Exercise details
From the listing below, copy every line with the word "terms".

Material provided
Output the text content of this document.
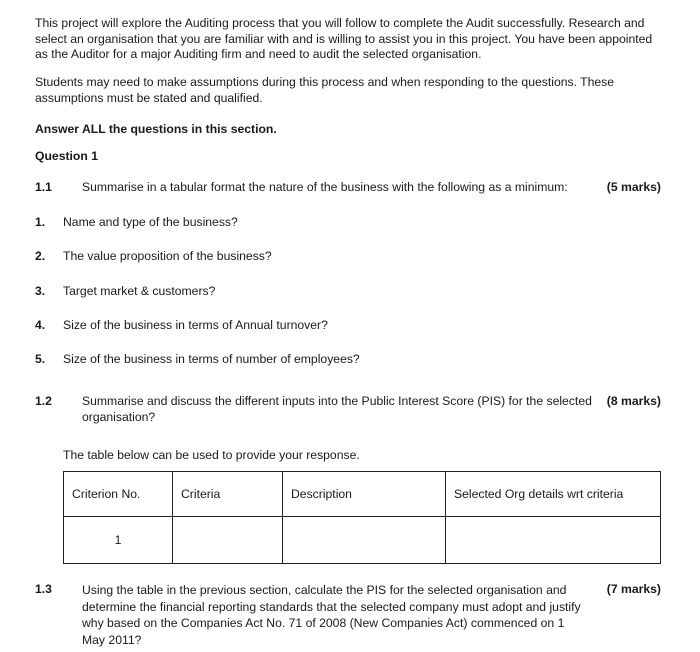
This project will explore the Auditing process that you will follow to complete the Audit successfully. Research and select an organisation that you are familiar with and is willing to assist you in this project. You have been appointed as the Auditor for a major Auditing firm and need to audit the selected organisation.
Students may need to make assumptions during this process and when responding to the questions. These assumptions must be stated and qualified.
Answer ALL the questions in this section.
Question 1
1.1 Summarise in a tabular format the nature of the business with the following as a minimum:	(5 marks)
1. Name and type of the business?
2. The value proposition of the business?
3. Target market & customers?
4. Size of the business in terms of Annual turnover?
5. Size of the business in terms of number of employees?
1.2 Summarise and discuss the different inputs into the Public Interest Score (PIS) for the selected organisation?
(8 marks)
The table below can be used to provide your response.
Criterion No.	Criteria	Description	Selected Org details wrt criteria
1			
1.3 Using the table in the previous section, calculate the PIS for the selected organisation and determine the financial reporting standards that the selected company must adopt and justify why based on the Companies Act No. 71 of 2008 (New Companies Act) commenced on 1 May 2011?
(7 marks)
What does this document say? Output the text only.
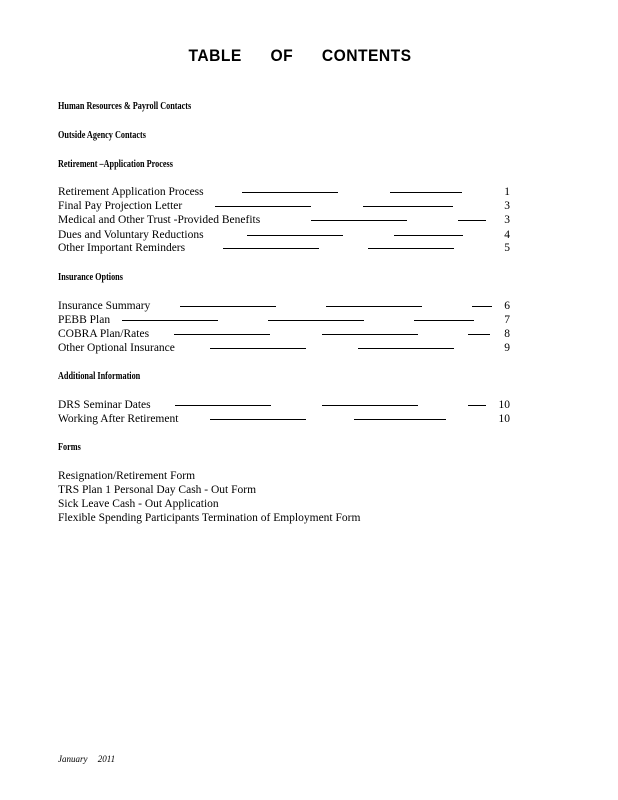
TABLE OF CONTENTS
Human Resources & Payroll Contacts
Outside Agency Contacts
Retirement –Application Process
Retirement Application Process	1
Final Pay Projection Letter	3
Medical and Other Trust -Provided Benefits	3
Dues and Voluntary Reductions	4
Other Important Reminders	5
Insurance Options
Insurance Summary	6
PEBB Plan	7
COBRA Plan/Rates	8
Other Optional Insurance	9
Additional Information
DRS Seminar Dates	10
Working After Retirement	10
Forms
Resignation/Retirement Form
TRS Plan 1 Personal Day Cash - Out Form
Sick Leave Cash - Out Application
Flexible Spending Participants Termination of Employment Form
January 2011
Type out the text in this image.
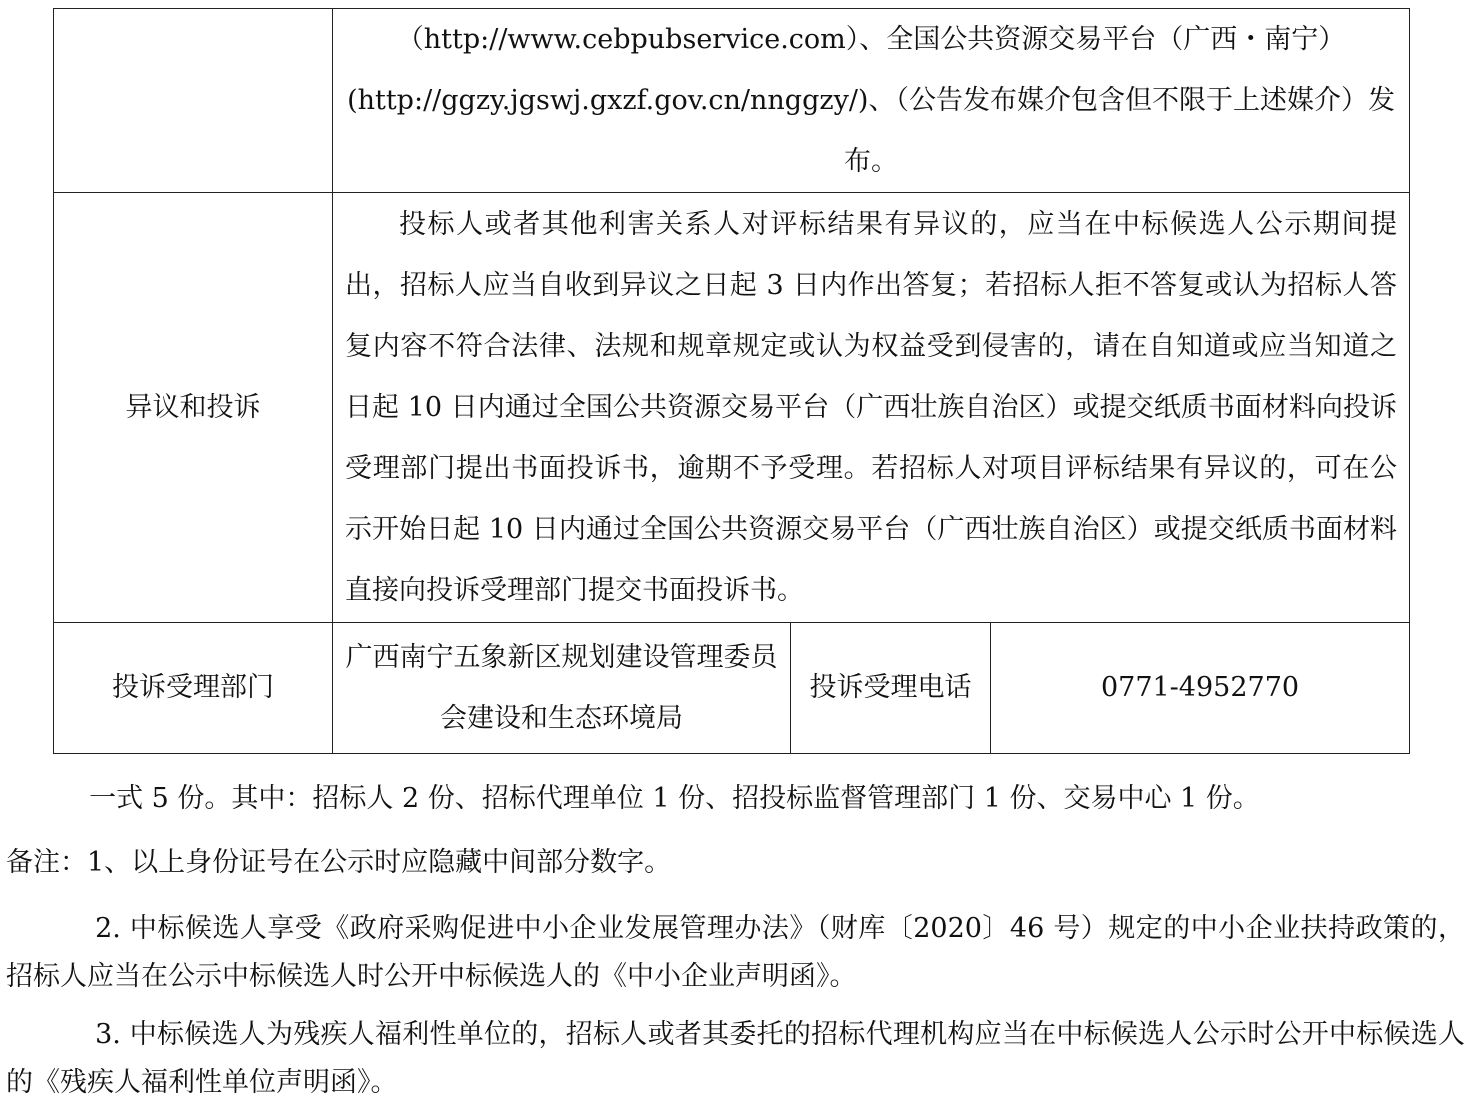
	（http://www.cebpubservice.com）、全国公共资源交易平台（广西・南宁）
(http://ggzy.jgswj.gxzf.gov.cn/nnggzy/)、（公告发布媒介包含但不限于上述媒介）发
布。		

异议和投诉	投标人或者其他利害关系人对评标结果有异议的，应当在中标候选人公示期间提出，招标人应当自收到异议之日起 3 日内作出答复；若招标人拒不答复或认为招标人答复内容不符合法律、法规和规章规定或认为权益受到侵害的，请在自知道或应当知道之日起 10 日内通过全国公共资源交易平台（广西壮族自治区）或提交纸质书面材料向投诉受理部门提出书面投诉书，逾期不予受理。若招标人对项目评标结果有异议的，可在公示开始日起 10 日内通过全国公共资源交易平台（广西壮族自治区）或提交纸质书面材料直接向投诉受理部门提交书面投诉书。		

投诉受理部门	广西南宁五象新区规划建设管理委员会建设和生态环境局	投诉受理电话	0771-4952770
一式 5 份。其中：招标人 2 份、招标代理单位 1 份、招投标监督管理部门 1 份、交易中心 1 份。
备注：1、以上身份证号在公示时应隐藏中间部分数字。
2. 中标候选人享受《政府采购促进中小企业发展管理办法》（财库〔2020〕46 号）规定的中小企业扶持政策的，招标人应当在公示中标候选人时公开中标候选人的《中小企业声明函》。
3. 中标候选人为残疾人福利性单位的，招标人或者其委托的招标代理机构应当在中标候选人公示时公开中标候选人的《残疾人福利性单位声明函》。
* * *
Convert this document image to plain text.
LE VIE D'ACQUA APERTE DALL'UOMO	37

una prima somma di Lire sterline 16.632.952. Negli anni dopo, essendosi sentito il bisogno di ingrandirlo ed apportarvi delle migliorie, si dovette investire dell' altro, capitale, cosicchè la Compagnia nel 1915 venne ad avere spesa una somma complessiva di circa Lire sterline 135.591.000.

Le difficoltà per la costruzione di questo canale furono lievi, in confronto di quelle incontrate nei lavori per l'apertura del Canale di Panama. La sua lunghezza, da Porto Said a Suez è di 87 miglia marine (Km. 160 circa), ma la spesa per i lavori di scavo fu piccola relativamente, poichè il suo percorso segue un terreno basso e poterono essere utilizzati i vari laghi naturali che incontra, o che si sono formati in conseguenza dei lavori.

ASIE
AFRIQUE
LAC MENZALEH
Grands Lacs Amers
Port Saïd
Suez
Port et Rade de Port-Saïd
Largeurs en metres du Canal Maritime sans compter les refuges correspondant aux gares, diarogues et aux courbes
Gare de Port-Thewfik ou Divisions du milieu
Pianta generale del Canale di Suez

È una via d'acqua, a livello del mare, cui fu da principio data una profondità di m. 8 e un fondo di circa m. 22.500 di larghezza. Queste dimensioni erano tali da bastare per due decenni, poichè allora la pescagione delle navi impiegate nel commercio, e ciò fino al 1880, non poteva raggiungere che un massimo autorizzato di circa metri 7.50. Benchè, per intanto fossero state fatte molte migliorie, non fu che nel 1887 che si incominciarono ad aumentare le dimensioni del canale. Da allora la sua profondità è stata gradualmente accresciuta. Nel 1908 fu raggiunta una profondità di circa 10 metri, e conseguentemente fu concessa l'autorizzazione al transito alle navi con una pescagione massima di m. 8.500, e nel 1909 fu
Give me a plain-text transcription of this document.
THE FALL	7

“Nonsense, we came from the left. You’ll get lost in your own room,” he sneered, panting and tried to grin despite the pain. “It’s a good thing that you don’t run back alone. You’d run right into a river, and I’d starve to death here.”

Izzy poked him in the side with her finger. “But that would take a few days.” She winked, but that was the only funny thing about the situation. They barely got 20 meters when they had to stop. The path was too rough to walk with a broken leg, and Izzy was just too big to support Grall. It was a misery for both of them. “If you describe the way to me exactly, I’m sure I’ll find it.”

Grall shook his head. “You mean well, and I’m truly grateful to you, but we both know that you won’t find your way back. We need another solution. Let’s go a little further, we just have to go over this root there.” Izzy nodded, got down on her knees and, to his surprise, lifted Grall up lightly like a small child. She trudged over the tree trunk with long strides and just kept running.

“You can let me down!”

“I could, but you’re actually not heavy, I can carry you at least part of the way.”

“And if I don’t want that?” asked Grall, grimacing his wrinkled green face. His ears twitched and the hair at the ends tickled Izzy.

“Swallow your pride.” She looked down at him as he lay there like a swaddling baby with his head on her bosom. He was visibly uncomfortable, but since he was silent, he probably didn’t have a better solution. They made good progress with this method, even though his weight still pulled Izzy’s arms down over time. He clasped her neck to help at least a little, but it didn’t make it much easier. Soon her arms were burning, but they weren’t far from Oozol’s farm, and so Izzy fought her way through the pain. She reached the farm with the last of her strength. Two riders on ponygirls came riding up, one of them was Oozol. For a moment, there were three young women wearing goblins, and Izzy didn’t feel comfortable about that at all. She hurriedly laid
* * *
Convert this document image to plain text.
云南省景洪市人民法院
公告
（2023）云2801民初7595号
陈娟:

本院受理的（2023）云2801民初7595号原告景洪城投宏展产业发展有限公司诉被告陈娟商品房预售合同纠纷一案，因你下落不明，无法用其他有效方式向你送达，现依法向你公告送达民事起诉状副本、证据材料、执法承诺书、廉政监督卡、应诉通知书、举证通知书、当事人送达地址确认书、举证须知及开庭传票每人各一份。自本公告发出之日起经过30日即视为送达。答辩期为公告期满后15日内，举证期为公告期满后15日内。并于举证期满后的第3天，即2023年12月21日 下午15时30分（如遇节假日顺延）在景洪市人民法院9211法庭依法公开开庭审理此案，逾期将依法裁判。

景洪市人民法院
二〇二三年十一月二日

Exercise result
4. Size of the business in terms of Annual turnover?
5. Size of the business in terms of number of employees?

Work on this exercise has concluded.